▸ TASK GOAL: Return the number of lines holding "frac", with nothing added.

▸ DATA PROVIDED:
>> Start

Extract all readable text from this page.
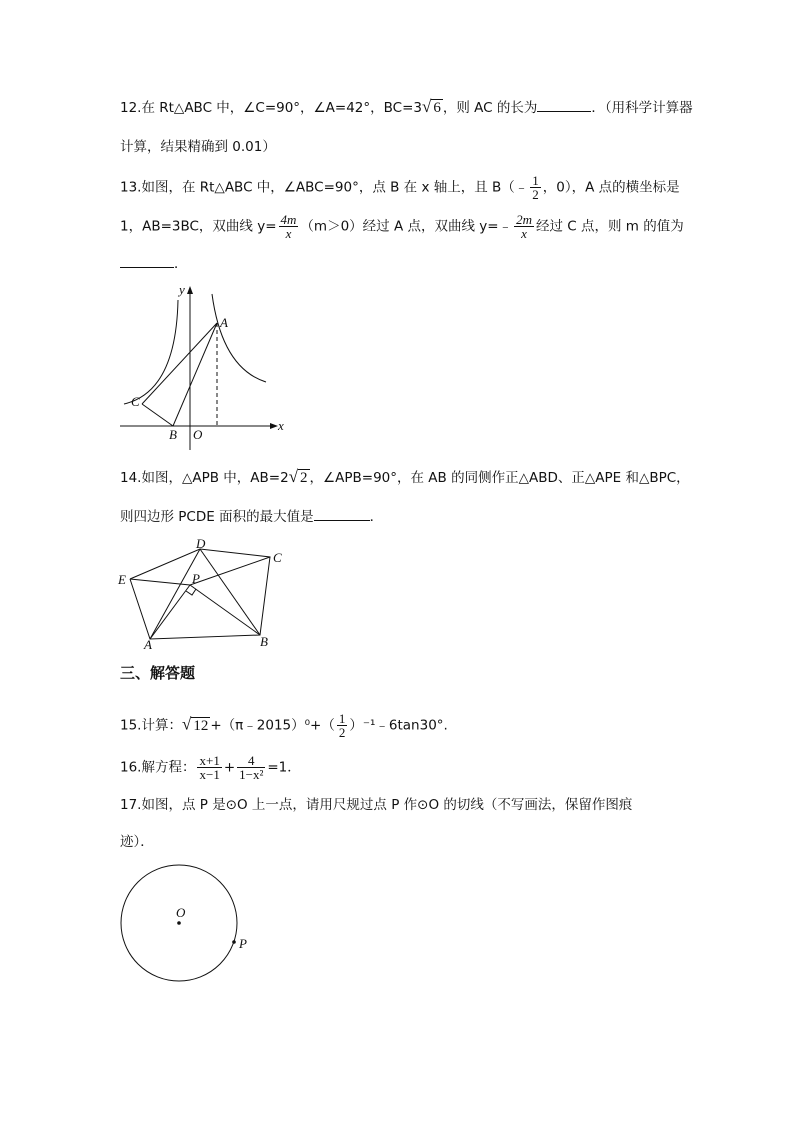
12.在 Rt△ABC 中，∠C=90°，∠A=42°，BC=3√ 6 ，则 AC 的长为	．（用科学计算器
计算，结果精确到 0.01）
13.如图，在 Rt△ABC 中，∠ABC=90°，点 B 在 x 轴上，且 B（﹣ $\frac{1}{2}$ ，0），A 点的横坐标是
1，AB=3BC，双曲线 $y= \frac{4m}{x} (m>0)$经过 A 点，双曲线 y=﹣ $\frac{2m}{x}$ 经过 C 点，则 m 的值为
．
y
x
A
C
B O
14.如图，△APB 中，AB=2√ 2 ，∠APB=90°，在 AB 的同侧作正△ABD、正△APE 和△BPC，
则四边形 PCDE 面积的最大值是	．
D
C
E	P
A	B
三、解答题
15.计算：√ 12 +（π﹣2015）⁰+（ $\frac{1}{2}$ ）⁻¹﹣6tan30°.
16.解方程： $\frac{x+1}{x-1} + \frac{4}{\text{1−x²}} =1$．
17.如图，点 P 是⊙O 上一点，请用尺规过点 P 作⊙O 的切线（不写画法，保留作图痕
迹）．
O
P
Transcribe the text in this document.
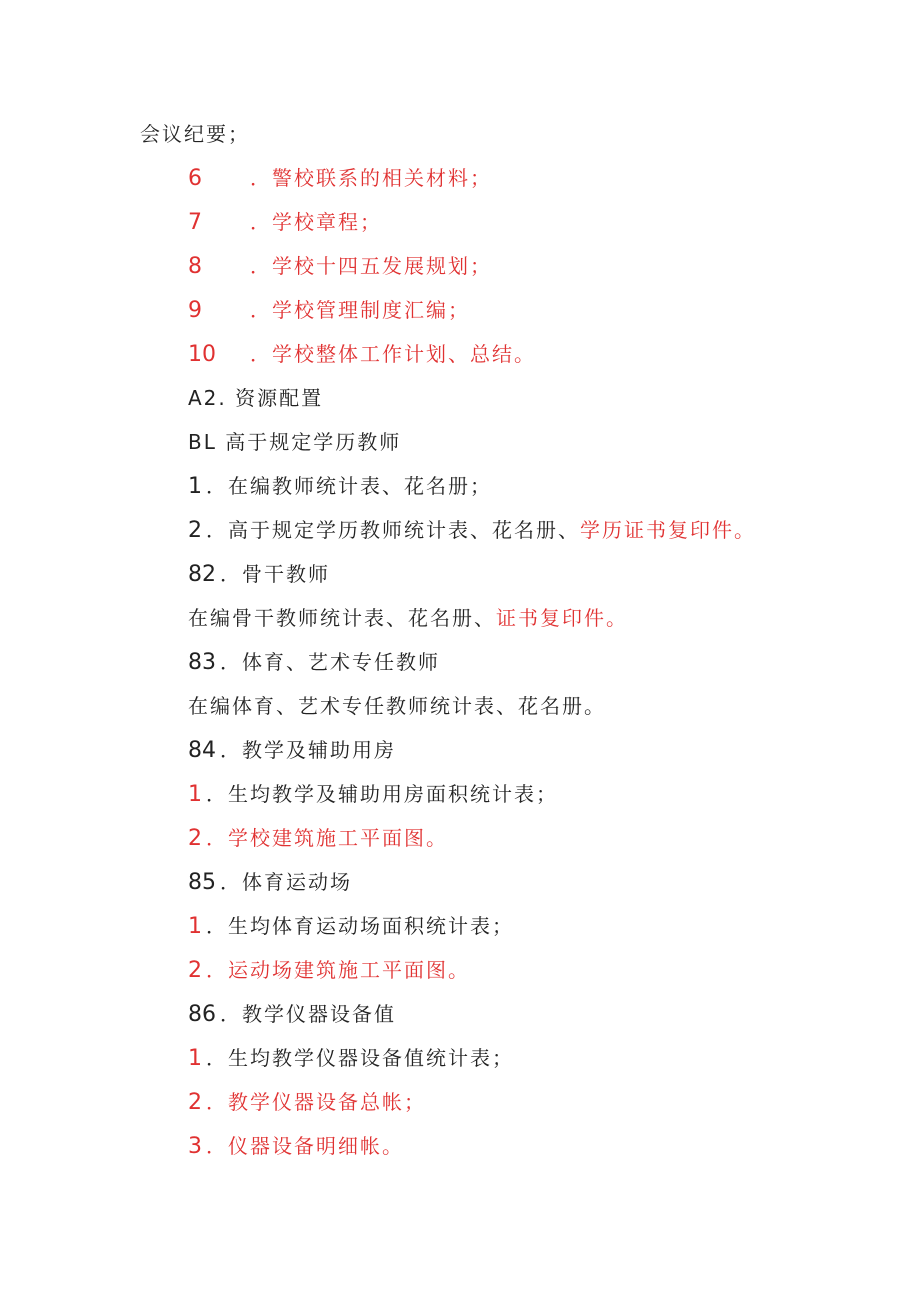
会议纪要；
6 ．警校联系的相关材料；
7 ．学校章程；
8 ．学校十四五发展规划；
9 ．学校管理制度汇编；
10 ．学校整体工作计划、总结。
A2. 资源配置
BL 高于规定学历教师
1 ．在编教师统计表、花名册；
2 ．高于规定学历教师统计表、花名册、学历证书复印件。
82 ．骨干教师
在编骨干教师统计表、花名册、证书复印件。
83 ．体育、艺术专任教师
在编体育、艺术专任教师统计表、花名册。
84 ．教学及辅助用房
1 ．生均教学及辅助用房面积统计表；
2 ．学校建筑施工平面图。
85 ．体育运动场
1 ．生均体育运动场面积统计表；
2 ．运动场建筑施工平面图。
86 ．教学仪器设备值
1 ．生均教学仪器设备值统计表；
2 ．教学仪器设备总帐；
3 ．仪器设备明细帐。
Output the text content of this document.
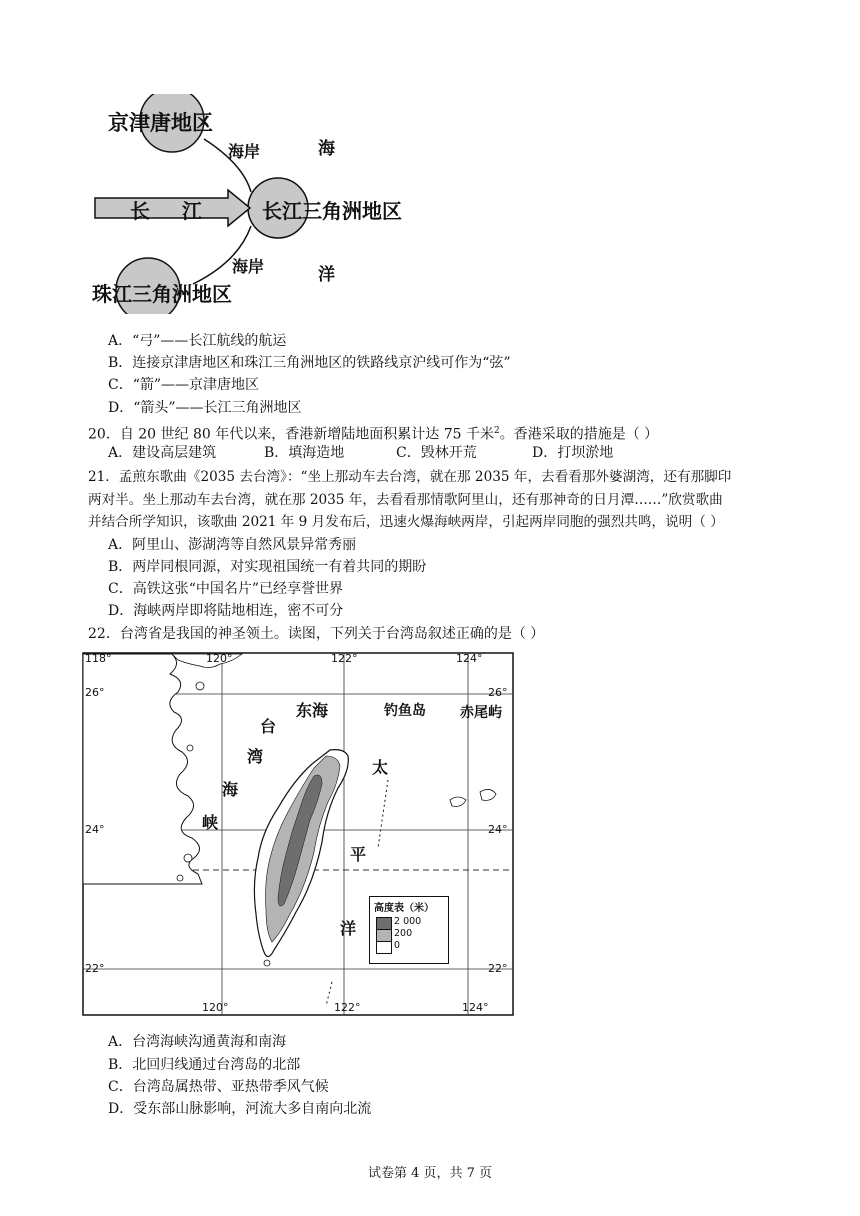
京津唐地区
长江三角洲地区
珠江三角洲地区
长 江
海岸
海岸
海
洋
A．“弓”——长江航线的航运
B．连接京津唐地区和珠江三角洲地区的铁路线京沪线可作为“弦”
C．“箭”——京津唐地区
D．“箭头”——长江三角洲地区
20．自 20 世纪 80 年代以来，香港新增陆地面积累计达 75 千米$^2$。香港采取的措施是（ ）
A．建设高层建筑	B．填海造地	C．毁林开荒	D．打坝淤地
21．孟煎东歌曲《2035 去台湾》：“坐上那动车去台湾，就在那 2035 年，去看看那外婆湖湾，还有那脚印
两对半。坐上那动车去台湾，就在那 2035 年，去看看那情歌阿里山，还有那神奇的日月潭……”欣赏歌曲
并结合所学知识，该歌曲 2021 年 9 月发布后，迅速火爆海峡两岸，引起两岸同胞的强烈共鸣，说明（ ）
A．阿里山、澎湖湾等自然风景异常秀丽
B．两岸同根同源，对实现祖国统一有着共同的期盼
C．高铁这张“中国名片”已经享誉世界
D．海峡两岸即将陆地相连，密不可分
22．台湾省是我国的神圣领土。读图，下列关于台湾岛叙述正确的是（ ）
118°	120°	122°	124°
120°	122°	124°
26°	26°
24°	24°
22°	22°
东海	钓鱼岛 赤尾屿
台
湾
海
峡
太
平
洋
高度表（米）
2 000
200
0
A．台湾海峡沟通黄海和南海
B．北回归线通过台湾岛的北部
C．台湾岛属热带、亚热带季风气候
D．受东部山脉影响，河流大多自南向北流
试卷第 4 页，共 7 页
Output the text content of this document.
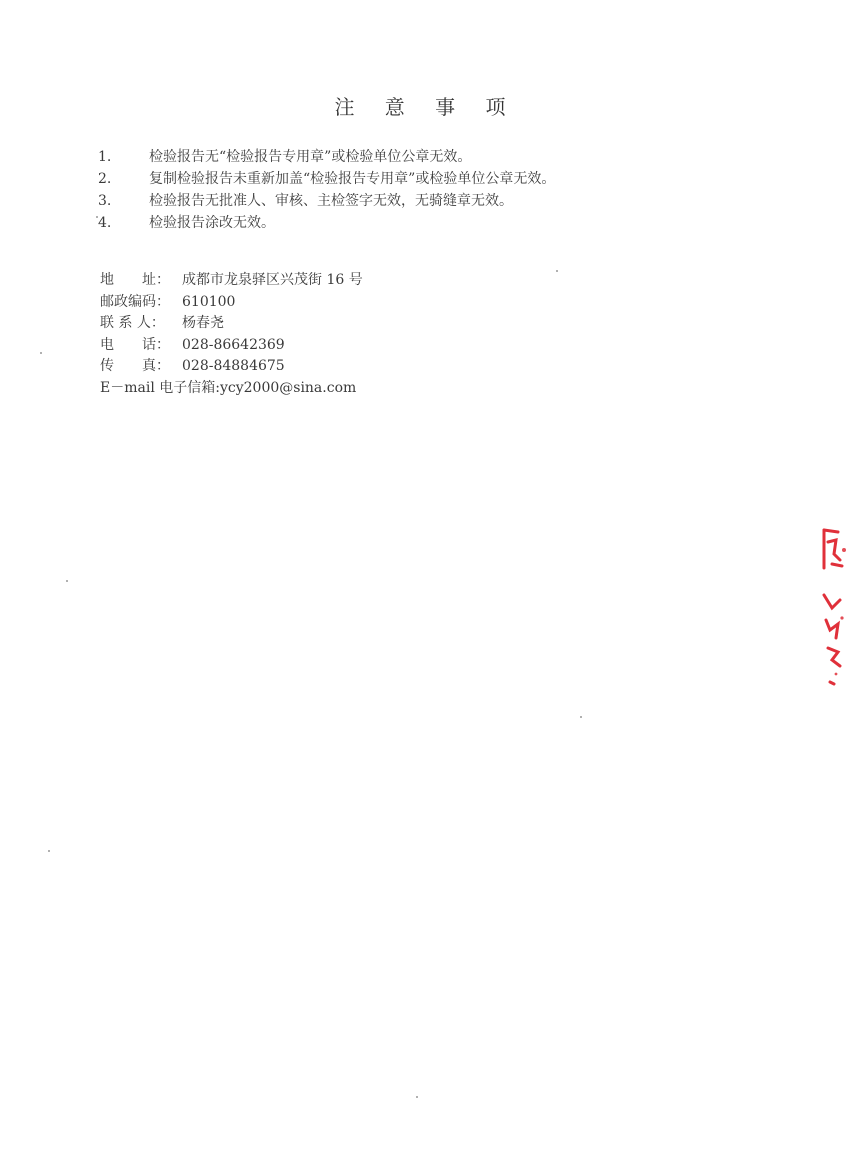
注 意 事 项
1.	检验报告无“检验报告专用章”或检验单位公章无效。
2.	复制检验报告未重新加盖“检验报告专用章”或检验单位公章无效。
3.	检验报告无批准人、审核、主检签字无效，无骑缝章无效。
4.	检验报告涂改无效。
地　　址： 成都市龙泉驿区兴茂街 16 号
邮政编码： 610100
联 系 人： 杨春尧
电　　话： 028-86642369
传　　真： 028-84884675
E－mail 电子信箱:ycy2000@sina.com
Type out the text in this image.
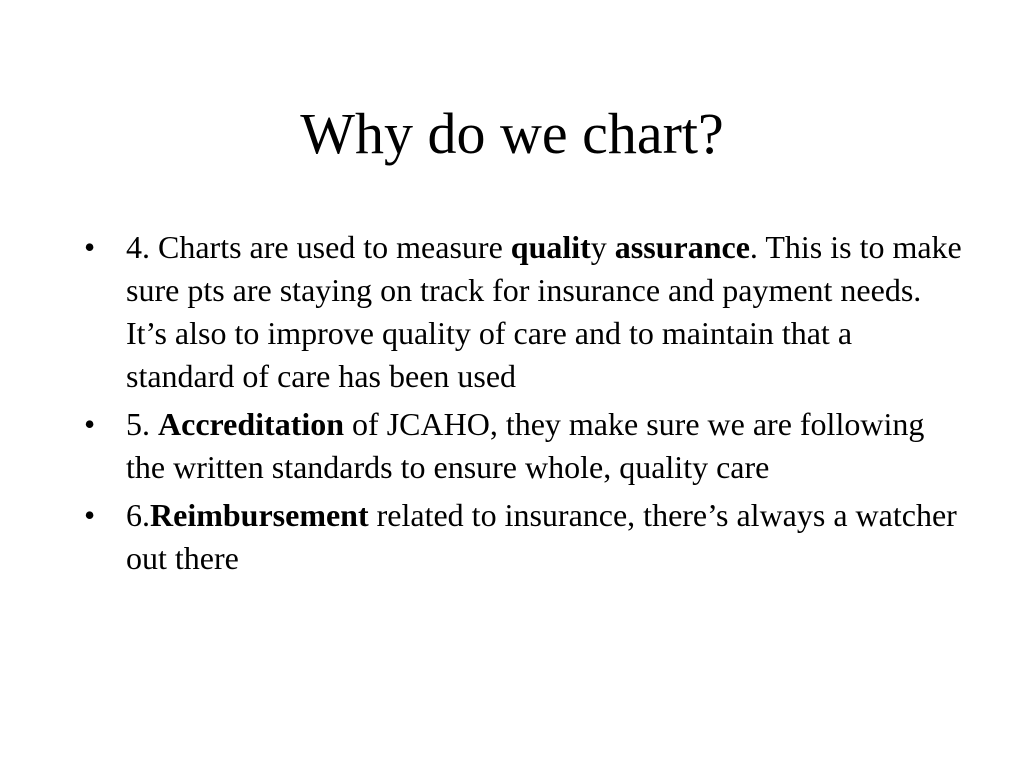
Why do we chart?
• 4. Charts are used to measure quality assurance. This is to make sure pts are staying on track for insurance and payment needs. It’s also to improve quality of care and to maintain that a standard of care has been used
• 5. Accreditation of JCAHO, they make sure we are following the written standards to ensure whole, quality care
• 6.Reimbursement related to insurance, there’s always a watcher out there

>> End

▸ SOLUTION BELOW: 4